══ Quoted passage
Pliva's oral antifungal compound, PLD-118, reported safe and well-tolerated in early studies
Pliva Pharmaceutical Company has announced the development of PLD-118, a novel antifungal compound which demonstrates in vitro activity against many strains of the yeast, "Candida," including those that have become resistant to one of the most frequently prescribed drugs, fluconazole.
PLD-118, which has yet to be given a generic name, constitutes an entirely unique class of antifungal drugs. Derived from a naturally occurring beta-amino acid, cispentacin, PLD-118 is accumulated intracellularly by susceptible fungi. It then works by inhibiting the action of isoleucyl-tRNA synthetase, an enzyme vital to fungal protein synthesis and hence, fungal cell growth. This dual mechanism of action is entirely different from currently prescribed antifungal medications as well as other investigational drugs.
════
══ Information shown
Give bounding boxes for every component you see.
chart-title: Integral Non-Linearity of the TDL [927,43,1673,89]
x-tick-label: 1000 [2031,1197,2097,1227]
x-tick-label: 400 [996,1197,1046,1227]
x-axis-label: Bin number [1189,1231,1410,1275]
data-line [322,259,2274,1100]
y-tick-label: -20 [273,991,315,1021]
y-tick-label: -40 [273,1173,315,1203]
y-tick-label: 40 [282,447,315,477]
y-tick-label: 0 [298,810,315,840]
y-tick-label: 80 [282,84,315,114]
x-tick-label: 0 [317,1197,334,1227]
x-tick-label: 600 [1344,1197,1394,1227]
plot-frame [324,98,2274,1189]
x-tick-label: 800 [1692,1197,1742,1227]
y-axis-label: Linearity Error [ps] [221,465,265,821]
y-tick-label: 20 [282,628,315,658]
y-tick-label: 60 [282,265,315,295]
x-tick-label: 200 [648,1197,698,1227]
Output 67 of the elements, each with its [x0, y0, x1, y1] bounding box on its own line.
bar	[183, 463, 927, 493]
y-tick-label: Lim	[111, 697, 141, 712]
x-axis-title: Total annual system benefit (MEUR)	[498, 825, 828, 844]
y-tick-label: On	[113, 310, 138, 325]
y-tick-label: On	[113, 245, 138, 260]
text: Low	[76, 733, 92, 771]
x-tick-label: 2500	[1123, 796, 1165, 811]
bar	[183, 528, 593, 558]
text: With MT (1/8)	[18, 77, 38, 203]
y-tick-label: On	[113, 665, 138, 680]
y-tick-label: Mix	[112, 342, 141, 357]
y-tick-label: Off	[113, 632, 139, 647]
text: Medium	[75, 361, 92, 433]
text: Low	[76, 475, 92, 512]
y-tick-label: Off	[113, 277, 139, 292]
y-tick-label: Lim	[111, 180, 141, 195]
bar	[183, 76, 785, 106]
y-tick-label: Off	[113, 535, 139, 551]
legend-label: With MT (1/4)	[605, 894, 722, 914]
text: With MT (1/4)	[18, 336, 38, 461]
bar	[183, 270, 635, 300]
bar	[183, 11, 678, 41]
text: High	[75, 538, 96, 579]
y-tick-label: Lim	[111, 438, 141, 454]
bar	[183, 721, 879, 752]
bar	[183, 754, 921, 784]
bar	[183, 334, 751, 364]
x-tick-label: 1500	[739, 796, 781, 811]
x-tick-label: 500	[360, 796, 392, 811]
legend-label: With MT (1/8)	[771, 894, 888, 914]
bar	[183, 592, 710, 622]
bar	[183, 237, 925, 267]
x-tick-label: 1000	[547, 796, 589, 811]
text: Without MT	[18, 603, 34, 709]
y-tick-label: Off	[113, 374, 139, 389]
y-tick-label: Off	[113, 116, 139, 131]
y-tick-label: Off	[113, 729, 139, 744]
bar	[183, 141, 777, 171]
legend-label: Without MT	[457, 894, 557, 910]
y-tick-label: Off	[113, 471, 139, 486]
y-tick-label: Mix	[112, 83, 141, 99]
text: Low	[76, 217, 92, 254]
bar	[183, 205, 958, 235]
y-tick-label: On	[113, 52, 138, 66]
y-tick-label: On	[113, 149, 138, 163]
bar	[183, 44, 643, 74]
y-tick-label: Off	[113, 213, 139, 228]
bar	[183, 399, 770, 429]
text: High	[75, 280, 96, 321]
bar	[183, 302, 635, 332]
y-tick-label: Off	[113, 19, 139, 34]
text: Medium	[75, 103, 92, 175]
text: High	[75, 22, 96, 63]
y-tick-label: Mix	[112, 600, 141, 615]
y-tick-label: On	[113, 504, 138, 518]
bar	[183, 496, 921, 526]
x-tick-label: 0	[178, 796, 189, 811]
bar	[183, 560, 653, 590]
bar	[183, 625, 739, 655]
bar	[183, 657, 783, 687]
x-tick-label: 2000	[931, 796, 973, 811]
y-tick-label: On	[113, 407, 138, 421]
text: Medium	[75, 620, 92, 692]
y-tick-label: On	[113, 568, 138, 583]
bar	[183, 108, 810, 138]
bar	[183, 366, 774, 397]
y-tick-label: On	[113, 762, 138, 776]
════
→ Prompt 1
Reproduce the passage of the PLD-118 article from "Pliva's oral antifungal" up to and including "other investigational drugs.".
→ Prompt 2
According to the PLD-118 article, which enzyme does PLD-118 inhibit?
→ Prompt 3
Extend the PLD-118 article past its last sentence.

→ Answer section 1
Pliva's oral antifungal compound, PLD-118, reported safe and well-tolerated in early studies
Pliva Pharmaceutical Company has announced the development of PLD-118, a novel antifungal compound which demonstrates in vitro activity against many strains of the yeast, "Candida," including those that have become resistant to one of the most frequently prescribed drugs, fluconazole.
PLD-118, which has yet to be given a generic name, constitutes an entirely unique class of antifungal drugs. Derived from a naturally occurring beta-amino acid, cispentacin, PLD-118 is accumulated intracellularly by susceptible fungi. It then works by inhibiting the action of isoleucyl-tRNA synthetase, an enzyme vital to fungal protein synthesis and hence, fungal cell growth. This dual mechanism of action is entirely different from currently prescribed antifungal medications as well as other investigational drugs.

→ Answer section 2
Isoleucyl-tRNA synthetase.

→ Answer section 3
Systemic and cutaneous fungal infections remain a challenge to the medical community in this era of HIV and hospital-acquired infections. Yet, few novel classes effective against yeast infections have been discovered. Treatment is based mainly on the use of azoles, polyenes, and the newly introduced echinocandins -- the latter two are only available intravenously and the former group is facing drug resistance.
Data from in vitro assays, in vivo animal studies, and Phase I clinical trial of this investigational new antifungal will be presented at the 41st Interscience Conference on Antimicrobial Agents and Chemotherapy (ICAAC), the American Society for Microbiology's Annual Meeting on Infectious Diseases.
These data reveal PLD-118 to be potentially safe, well-tolerated, and active against a broad spectrum of yeasts, including "Candida albicans" and non-albicans species, such as "C. glabrata," "C. krusei," and "C. tropicalis."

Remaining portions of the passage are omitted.